**What is required**
Word for word, print each line of the listing below; pictures stay out.

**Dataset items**
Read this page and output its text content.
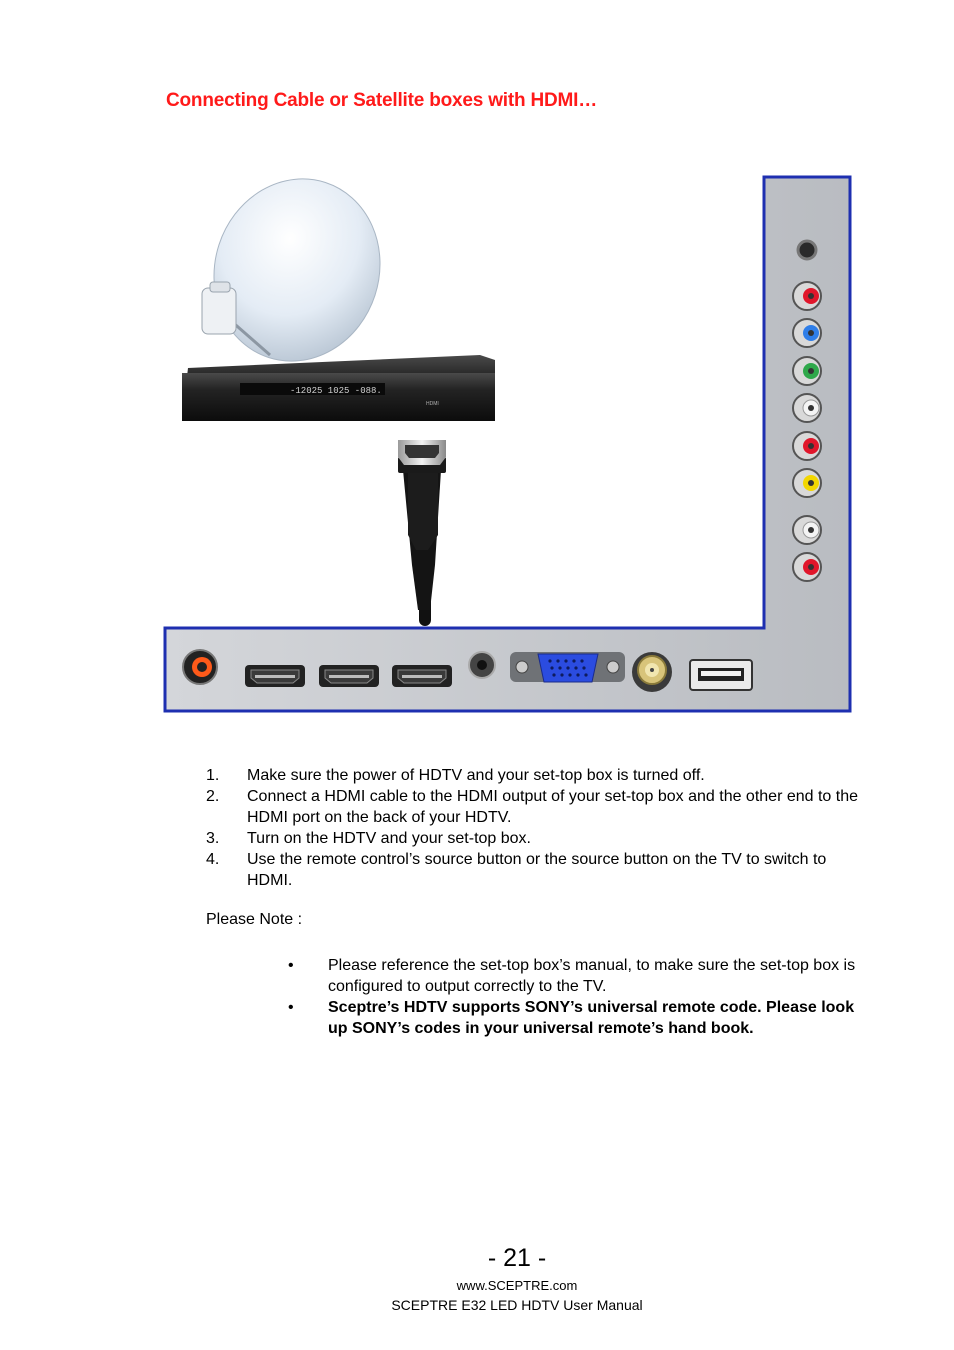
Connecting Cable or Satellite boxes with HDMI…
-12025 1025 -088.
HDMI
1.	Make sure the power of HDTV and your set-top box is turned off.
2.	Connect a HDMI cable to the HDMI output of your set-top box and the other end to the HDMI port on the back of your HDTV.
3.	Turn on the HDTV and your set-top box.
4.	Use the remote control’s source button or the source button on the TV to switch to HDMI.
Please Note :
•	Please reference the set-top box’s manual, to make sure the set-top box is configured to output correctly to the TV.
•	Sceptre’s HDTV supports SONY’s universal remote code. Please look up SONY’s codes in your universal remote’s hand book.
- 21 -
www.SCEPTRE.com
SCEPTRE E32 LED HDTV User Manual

**Expected output**
Read this page and output its text content.
Connecting Cable or Satellite boxes with HDMI…
-12025 1025 -088.
HDMI
1.	Make sure the power of HDTV and your set-top box is turned off.
2.	Connect a HDMI cable to the HDMI output of your set-top box and the other end to the HDMI port on the back of your HDTV.
3.	Turn on the HDTV and your set-top box.
4.	Use the remote control’s source button or the source button on the TV to switch to HDMI.
Please Note :
•	Please reference the set-top box’s manual, to make sure the set-top box is configured to output correctly to the TV.
•	Sceptre’s HDTV supports SONY’s universal remote code. Please look up SONY’s codes in your universal remote’s hand book.
- 21 -
www.SCEPTRE.com
SCEPTRE E32 LED HDTV User Manual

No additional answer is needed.